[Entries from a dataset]
********
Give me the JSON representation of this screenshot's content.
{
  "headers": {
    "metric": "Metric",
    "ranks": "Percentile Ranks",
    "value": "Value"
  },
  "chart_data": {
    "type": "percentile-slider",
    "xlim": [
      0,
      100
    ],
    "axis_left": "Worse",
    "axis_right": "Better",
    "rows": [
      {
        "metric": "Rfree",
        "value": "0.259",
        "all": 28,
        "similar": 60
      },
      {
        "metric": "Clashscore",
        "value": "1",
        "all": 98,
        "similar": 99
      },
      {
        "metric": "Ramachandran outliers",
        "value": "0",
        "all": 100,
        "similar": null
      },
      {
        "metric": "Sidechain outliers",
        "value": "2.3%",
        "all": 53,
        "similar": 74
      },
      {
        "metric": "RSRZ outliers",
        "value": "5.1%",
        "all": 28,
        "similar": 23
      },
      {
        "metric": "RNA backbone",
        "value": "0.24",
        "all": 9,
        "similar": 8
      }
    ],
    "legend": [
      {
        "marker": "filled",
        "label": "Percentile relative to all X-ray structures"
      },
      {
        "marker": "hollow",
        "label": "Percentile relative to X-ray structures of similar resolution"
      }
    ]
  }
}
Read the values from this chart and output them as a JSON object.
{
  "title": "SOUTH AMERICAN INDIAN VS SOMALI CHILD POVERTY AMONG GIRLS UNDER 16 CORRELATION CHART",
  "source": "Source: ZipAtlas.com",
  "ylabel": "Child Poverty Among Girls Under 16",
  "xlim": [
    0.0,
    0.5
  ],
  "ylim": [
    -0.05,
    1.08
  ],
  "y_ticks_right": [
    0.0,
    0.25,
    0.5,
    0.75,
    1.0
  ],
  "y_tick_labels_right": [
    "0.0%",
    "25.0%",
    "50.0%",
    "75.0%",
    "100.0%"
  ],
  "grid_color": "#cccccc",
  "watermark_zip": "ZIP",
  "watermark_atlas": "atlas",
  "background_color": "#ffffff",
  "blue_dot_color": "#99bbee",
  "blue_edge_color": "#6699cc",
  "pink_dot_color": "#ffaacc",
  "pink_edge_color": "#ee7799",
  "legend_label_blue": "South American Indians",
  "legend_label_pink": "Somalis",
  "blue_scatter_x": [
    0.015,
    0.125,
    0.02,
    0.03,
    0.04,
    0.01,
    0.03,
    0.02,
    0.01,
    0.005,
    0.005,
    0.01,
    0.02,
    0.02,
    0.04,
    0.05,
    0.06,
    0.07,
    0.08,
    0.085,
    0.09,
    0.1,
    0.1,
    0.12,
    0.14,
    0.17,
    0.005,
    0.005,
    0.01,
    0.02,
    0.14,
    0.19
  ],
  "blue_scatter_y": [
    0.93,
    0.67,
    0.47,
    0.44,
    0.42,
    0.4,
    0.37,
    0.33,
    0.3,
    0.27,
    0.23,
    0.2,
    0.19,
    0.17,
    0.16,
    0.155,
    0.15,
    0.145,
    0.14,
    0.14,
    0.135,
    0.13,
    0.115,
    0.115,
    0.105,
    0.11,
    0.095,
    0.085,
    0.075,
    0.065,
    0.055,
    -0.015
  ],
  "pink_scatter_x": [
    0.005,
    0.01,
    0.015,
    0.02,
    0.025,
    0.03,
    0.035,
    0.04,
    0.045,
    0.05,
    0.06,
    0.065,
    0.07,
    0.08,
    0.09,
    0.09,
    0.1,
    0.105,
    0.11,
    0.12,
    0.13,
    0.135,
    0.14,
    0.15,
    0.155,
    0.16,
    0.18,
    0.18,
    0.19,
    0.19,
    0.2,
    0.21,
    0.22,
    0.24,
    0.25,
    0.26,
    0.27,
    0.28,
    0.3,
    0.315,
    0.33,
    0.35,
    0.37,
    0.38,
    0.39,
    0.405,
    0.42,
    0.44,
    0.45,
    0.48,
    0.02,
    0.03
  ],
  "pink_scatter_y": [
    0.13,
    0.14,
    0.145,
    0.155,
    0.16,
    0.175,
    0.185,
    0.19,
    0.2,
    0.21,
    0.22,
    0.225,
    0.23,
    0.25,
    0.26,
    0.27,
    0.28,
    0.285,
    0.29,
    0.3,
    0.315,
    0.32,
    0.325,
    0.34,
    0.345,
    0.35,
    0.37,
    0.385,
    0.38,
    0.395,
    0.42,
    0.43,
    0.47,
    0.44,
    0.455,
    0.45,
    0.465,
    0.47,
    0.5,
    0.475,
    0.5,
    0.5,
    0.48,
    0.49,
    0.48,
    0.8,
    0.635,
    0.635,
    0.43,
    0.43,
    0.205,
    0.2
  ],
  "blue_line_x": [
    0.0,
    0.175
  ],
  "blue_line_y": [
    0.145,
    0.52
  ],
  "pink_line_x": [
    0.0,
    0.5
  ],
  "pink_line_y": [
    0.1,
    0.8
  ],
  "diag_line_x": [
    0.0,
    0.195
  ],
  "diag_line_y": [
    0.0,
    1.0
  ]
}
********
What you need to do ->
Set down all of the data above, word for word.

Output for this exercise ->
Give me the JSON representation of this screenshot's content.
{
  "headers": {
    "metric": "Metric",
    "ranks": "Percentile Ranks",
    "value": "Value"
  },
  "chart_data": {
    "type": "percentile-slider",
    "xlim": [
      0,
      100
    ],
    "axis_left": "Worse",
    "axis_right": "Better",
    "rows": [
      {
        "metric": "Rfree",
        "value": "0.259",
        "all": 28,
        "similar": 60
      },
      {
        "metric": "Clashscore",
        "value": "1",
        "all": 98,
        "similar": 99
      },
      {
        "metric": "Ramachandran outliers",
        "value": "0",
        "all": 100,
        "similar": null
      },
      {
        "metric": "Sidechain outliers",
        "value": "2.3%",
        "all": 53,
        "similar": 74
      },
      {
        "metric": "RSRZ outliers",
        "value": "5.1%",
        "all": 28,
        "similar": 23
      },
      {
        "metric": "RNA backbone",
        "value": "0.24",
        "all": 9,
        "similar": 8
      }
    ],
    "legend": [
      {
        "marker": "filled",
        "label": "Percentile relative to all X-ray structures"
      },
      {
        "marker": "hollow",
        "label": "Percentile relative to X-ray structures of similar resolution"
      }
    ]
  }
}
Read the values from this chart and output them as a JSON object.
{
  "title": "SOUTH AMERICAN INDIAN VS SOMALI CHILD POVERTY AMONG GIRLS UNDER 16 CORRELATION CHART",
  "source": "Source: ZipAtlas.com",
  "ylabel": "Child Poverty Among Girls Under 16",
  "xlim": [
    0.0,
    0.5
  ],
  "ylim": [
    -0.05,
    1.08
  ],
  "y_ticks_right": [
    0.0,
    0.25,
    0.5,
    0.75,
    1.0
  ],
  "y_tick_labels_right": [
    "0.0%",
    "25.0%",
    "50.0%",
    "75.0%",
    "100.0%"
  ],
  "grid_color": "#cccccc",
  "watermark_zip": "ZIP",
  "watermark_atlas": "atlas",
  "background_color": "#ffffff",
  "blue_dot_color": "#99bbee",
  "blue_edge_color": "#6699cc",
  "pink_dot_color": "#ffaacc",
  "pink_edge_color": "#ee7799",
  "legend_label_blue": "South American Indians",
  "legend_label_pink": "Somalis",
  "blue_scatter_x": [
    0.015,
    0.125,
    0.02,
    0.03,
    0.04,
    0.01,
    0.03,
    0.02,
    0.01,
    0.005,
    0.005,
    0.01,
    0.02,
    0.02,
    0.04,
    0.05,
    0.06,
    0.07,
    0.08,
    0.085,
    0.09,
    0.1,
    0.1,
    0.12,
    0.14,
    0.17,
    0.005,
    0.005,
    0.01,
    0.02,
    0.14,
    0.19
  ],
  "blue_scatter_y": [
    0.93,
    0.67,
    0.47,
    0.44,
    0.42,
    0.4,
    0.37,
    0.33,
    0.3,
    0.27,
    0.23,
    0.2,
    0.19,
    0.17,
    0.16,
    0.155,
    0.15,
    0.145,
    0.14,
    0.14,
    0.135,
    0.13,
    0.115,
    0.115,
    0.105,
    0.11,
    0.095,
    0.085,
    0.075,
    0.065,
    0.055,
    -0.015
  ],
  "pink_scatter_x": [
    0.005,
    0.01,
    0.015,
    0.02,
    0.025,
    0.03,
    0.035,
    0.04,
    0.045,
    0.05,
    0.06,
    0.065,
    0.07,
    0.08,
    0.09,
    0.09,
    0.1,
    0.105,
    0.11,
    0.12,
    0.13,
    0.135,
    0.14,
    0.15,
    0.155,
    0.16,
    0.18,
    0.18,
    0.19,
    0.19,
    0.2,
    0.21,
    0.22,
    0.24,
    0.25,
    0.26,
    0.27,
    0.28,
    0.3,
    0.315,
    0.33,
    0.35,
    0.37,
    0.38,
    0.39,
    0.405,
    0.42,
    0.44,
    0.45,
    0.48,
    0.02,
    0.03
  ],
  "pink_scatter_y": [
    0.13,
    0.14,
    0.145,
    0.155,
    0.16,
    0.175,
    0.185,
    0.19,
    0.2,
    0.21,
    0.22,
    0.225,
    0.23,
    0.25,
    0.26,
    0.27,
    0.28,
    0.285,
    0.29,
    0.3,
    0.315,
    0.32,
    0.325,
    0.34,
    0.345,
    0.35,
    0.37,
    0.385,
    0.38,
    0.395,
    0.42,
    0.43,
    0.47,
    0.44,
    0.455,
    0.45,
    0.465,
    0.47,
    0.5,
    0.475,
    0.5,
    0.5,
    0.48,
    0.49,
    0.48,
    0.8,
    0.635,
    0.635,
    0.43,
    0.43,
    0.205,
    0.2
  ],
  "blue_line_x": [
    0.0,
    0.175
  ],
  "blue_line_y": [
    0.145,
    0.52
  ],
  "pink_line_x": [
    0.0,
    0.5
  ],
  "pink_line_y": [
    0.1,
    0.8
  ],
  "diag_line_x": [
    0.0,
    0.195
  ],
  "diag_line_y": [
    0.0,
    1.0
  ]
}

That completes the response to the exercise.